WHAT YOU SHOULD DO: Gather all lines in the data that hold the string "cașcaval".
↓
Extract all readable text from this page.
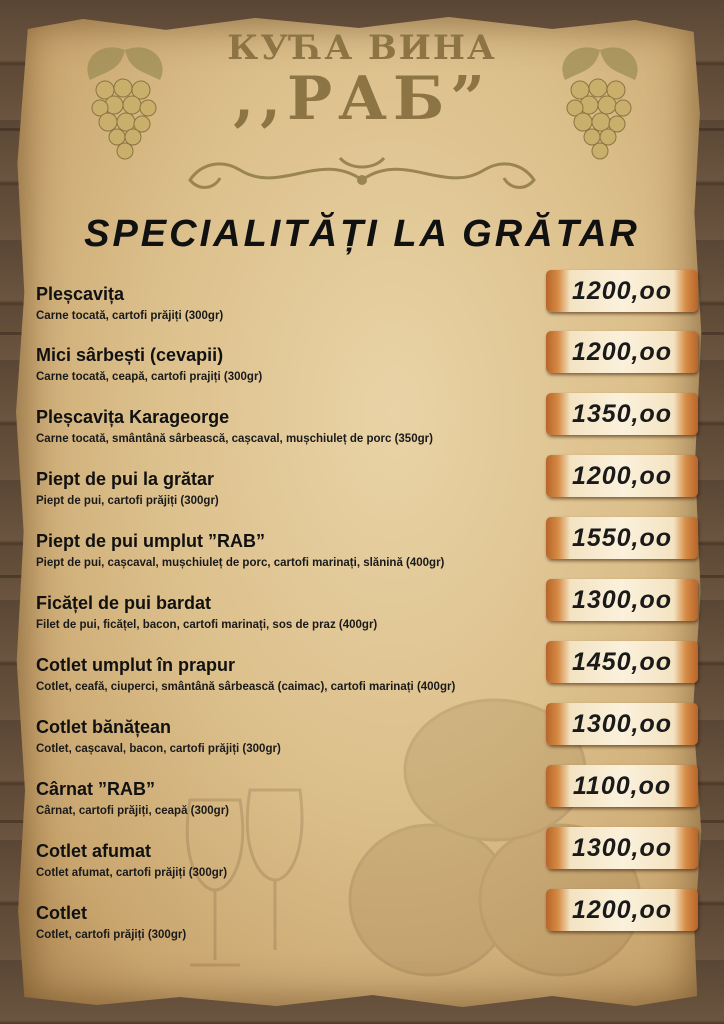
КУЋА ВИНА
,,РАБ”
SPECIALITĂȚI LA GRĂTAR
Pleșcavița
Carne tocată, cartofi prăjiți (300gr)
1200,oo
Mici sârbești (cevapii)
Carne tocată, ceapă, cartofi prajiți (300gr)
1200,oo
Pleșcavița Karageorge
Carne tocată, smântână sârbească, cașcaval, mușchiuleț de porc (350gr)
1350,oo
Piept de pui la grătar
Piept de pui, cartofi prăjiți (300gr)
1200,oo
Piept de pui umplut ”RAB”
Piept de pui, cașcaval, mușchiuleț de porc, cartofi marinați, slănină (400gr)
1550,oo
Ficățel de pui bardat
Filet de pui, ficățel, bacon, cartofi marinați, sos de praz (400gr)
1300,oo
Cotlet umplut în prapur
Cotlet, ceafă, ciuperci, smântână sârbească (caimac), cartofi marinați (400gr)
1450,oo
Cotlet bănățean
Cotlet, cașcaval, bacon, cartofi prăjiți (300gr)
1300,oo
Cârnat ”RAB”
Cârnat, cartofi prăjiți, ceapă (300gr)
1100,oo
Cotlet afumat
Cotlet afumat, cartofi prăjiți (300gr)
1300,oo
Cotlet
Cotlet, cartofi prăjiți (300gr)
1200,oo
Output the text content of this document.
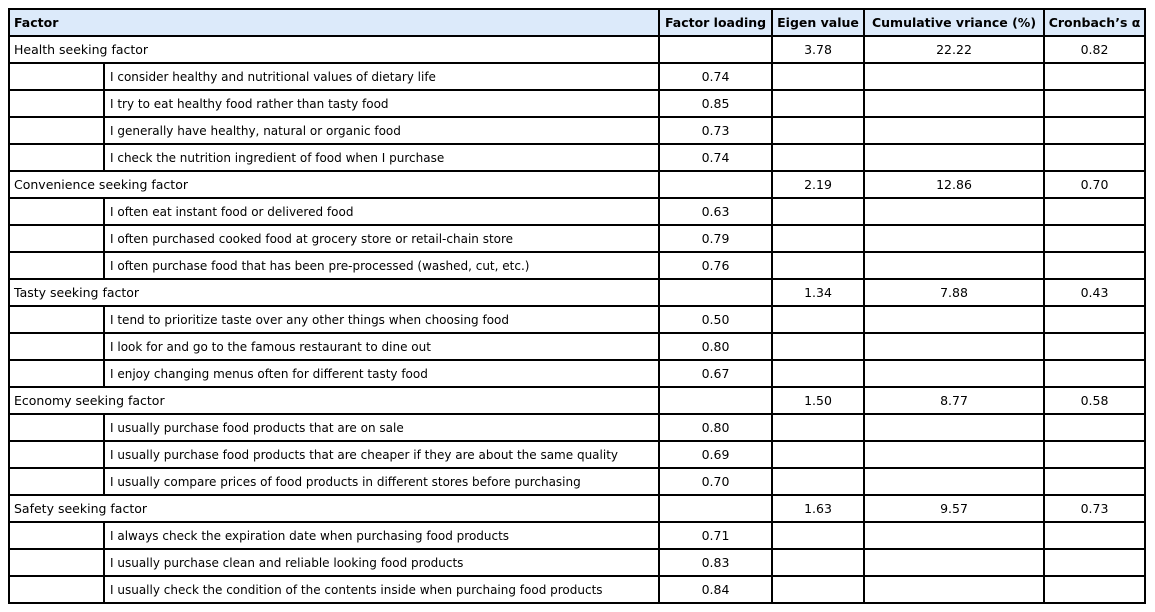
Factor		Factor loading	Eigen value	Cumulative vriance (%)	Cronbach’s α
Health seeking factor			3.78	22.22	0.82
	I consider healthy and nutritional values of dietary life	0.74			
	I try to eat healthy food rather than tasty food	0.85			
	I generally have healthy, natural or organic food	0.73			
	I check the nutrition ingredient of food when I purchase	0.74			
Convenience seeking factor			2.19	12.86	0.70
	I often eat instant food or delivered food	0.63			
	I often purchased cooked food at grocery store or retail-chain store	0.79			
	I often purchase food that has been pre-processed (washed, cut, etc.)	0.76			
Tasty seeking factor			1.34	7.88	0.43
	I tend to prioritize taste over any other things when choosing food	0.50			
	I look for and go to the famous restaurant to dine out	0.80			
	I enjoy changing menus often for different tasty food	0.67			
Economy seeking factor			1.50	8.77	0.58
	I usually purchase food products that are on sale	0.80			
	I usually purchase food products that are cheaper if they are about the same quality	0.69			
	I usually compare prices of food products in different stores before purchasing	0.70			
Safety seeking factor			1.63	9.57	0.73
	I always check the expiration date when purchasing food products	0.71			
	I usually purchase clean and reliable looking food products	0.83			
	I usually check the condition of the contents inside when purchaing food products	0.84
↑
COMPLETED EXERCISE:
Carne tocată, smântână sârbească, cașcaval, mușchiuleț de porc (350gr)
Piept de pui, cașcaval, mușchiuleț de porc, cartofi marinați, slănină (400gr)
Cotlet, cașcaval, bacon, cartofi prăjiți (300gr)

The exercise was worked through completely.